**STATED GOAL:** Extract and list every line that contains the word "text".

——

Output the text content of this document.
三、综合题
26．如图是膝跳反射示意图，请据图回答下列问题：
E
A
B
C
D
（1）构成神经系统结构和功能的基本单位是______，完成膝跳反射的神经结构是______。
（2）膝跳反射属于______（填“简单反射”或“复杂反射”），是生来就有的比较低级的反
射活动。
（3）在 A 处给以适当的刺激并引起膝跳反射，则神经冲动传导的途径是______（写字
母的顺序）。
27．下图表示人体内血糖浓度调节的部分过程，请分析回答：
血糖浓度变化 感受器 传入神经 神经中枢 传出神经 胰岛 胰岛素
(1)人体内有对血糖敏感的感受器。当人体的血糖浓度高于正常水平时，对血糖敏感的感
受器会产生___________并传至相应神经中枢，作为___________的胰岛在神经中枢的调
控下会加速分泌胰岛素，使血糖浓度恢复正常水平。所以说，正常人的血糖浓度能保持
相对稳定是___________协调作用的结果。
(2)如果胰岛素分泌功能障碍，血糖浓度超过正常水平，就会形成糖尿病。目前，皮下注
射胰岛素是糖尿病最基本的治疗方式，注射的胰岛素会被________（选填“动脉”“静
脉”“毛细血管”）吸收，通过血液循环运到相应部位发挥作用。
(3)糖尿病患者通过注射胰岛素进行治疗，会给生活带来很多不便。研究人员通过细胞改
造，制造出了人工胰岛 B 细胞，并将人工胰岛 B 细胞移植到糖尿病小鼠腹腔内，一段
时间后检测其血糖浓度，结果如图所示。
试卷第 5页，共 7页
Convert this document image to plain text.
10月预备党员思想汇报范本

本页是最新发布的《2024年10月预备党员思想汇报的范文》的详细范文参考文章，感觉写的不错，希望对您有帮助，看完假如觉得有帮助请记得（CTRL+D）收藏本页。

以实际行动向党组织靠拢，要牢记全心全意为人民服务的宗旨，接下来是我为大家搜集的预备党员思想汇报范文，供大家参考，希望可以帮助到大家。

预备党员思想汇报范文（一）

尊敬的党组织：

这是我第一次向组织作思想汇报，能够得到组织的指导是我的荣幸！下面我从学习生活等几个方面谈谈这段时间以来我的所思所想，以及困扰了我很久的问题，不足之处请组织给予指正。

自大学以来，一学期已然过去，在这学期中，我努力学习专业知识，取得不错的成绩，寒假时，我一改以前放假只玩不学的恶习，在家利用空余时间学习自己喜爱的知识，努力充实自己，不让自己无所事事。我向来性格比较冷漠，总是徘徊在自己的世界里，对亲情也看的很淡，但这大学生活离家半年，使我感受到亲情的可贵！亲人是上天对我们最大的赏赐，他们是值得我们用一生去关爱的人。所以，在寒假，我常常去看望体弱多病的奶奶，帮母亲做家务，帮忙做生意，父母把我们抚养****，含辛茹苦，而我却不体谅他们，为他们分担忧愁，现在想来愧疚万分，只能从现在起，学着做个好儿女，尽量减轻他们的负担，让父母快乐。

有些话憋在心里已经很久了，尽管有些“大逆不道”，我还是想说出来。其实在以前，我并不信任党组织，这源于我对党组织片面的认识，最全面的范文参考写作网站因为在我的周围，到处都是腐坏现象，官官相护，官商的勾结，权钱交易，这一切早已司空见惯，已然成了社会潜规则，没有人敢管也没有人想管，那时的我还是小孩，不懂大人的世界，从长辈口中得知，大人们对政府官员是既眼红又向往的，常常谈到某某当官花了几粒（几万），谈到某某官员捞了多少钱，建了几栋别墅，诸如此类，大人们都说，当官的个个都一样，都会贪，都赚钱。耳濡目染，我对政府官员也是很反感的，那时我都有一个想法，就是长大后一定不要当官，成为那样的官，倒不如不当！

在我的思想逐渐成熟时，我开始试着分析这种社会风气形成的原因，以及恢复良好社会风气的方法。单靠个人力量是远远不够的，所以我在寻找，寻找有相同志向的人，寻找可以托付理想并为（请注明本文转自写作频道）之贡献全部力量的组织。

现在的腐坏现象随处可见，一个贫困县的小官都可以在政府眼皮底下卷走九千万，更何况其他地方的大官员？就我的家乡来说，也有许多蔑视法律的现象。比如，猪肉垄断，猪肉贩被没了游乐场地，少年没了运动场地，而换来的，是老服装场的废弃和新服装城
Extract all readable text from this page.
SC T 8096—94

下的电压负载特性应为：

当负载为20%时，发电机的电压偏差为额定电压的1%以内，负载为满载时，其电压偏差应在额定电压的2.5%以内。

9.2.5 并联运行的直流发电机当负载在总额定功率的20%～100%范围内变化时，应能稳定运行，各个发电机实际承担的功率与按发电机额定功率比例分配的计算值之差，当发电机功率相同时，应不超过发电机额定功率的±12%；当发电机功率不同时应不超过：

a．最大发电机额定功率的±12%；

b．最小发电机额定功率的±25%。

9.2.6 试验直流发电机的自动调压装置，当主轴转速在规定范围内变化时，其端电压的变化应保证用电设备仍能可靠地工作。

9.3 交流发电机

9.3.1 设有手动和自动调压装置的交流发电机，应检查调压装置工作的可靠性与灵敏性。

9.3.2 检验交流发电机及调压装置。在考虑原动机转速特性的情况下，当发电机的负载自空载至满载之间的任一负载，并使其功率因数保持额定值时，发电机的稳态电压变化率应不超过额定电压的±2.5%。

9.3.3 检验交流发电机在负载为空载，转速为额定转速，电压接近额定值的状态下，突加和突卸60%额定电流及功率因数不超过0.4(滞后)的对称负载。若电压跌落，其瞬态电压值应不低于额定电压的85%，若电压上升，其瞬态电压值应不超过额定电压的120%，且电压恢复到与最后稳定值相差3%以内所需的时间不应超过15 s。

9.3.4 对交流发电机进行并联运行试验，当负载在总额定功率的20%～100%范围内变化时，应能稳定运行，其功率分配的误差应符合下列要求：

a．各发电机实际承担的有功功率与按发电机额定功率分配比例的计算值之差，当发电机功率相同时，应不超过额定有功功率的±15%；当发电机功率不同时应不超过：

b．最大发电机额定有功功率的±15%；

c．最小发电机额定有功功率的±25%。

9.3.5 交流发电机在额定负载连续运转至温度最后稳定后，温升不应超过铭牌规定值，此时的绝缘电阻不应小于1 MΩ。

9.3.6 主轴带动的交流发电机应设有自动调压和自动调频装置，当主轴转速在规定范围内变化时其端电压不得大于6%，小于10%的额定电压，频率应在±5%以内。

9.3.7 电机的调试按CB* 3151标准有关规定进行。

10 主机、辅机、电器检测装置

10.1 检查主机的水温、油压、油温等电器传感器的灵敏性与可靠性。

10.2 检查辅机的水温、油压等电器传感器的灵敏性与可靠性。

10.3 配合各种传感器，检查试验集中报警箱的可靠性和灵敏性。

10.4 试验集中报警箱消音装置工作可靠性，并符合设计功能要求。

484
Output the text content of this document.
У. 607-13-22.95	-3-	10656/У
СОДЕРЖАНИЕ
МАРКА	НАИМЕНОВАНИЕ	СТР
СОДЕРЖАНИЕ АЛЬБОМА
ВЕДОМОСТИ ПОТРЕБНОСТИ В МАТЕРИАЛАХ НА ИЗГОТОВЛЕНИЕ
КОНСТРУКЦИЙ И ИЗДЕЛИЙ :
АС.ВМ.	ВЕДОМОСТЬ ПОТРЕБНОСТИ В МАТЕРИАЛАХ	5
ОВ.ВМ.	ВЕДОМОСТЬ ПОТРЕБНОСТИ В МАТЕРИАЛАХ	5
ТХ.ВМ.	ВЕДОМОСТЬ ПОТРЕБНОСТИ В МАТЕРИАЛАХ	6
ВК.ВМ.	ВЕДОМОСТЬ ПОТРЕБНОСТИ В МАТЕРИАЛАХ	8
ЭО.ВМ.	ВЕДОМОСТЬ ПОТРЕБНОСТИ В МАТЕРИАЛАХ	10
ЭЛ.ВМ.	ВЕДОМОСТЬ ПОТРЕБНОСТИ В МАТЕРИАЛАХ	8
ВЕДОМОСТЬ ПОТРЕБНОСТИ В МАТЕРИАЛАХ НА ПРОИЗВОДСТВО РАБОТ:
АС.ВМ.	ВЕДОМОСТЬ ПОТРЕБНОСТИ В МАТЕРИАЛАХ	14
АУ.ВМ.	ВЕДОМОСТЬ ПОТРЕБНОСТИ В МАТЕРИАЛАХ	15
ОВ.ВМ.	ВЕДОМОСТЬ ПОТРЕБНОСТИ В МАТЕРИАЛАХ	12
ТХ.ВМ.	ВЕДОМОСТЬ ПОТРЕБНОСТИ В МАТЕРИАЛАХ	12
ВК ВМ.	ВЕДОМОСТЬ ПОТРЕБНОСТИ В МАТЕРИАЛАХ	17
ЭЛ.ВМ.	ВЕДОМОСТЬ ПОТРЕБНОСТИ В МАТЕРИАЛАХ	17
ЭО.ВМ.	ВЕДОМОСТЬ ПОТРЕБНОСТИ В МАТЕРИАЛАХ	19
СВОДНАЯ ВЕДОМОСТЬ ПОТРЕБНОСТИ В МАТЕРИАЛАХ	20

——

**FINISHED EXERCISE:**
Output the text content of this document.
Convert this document image to plain text.
Extract all readable text from this page.
Output the text content of this document.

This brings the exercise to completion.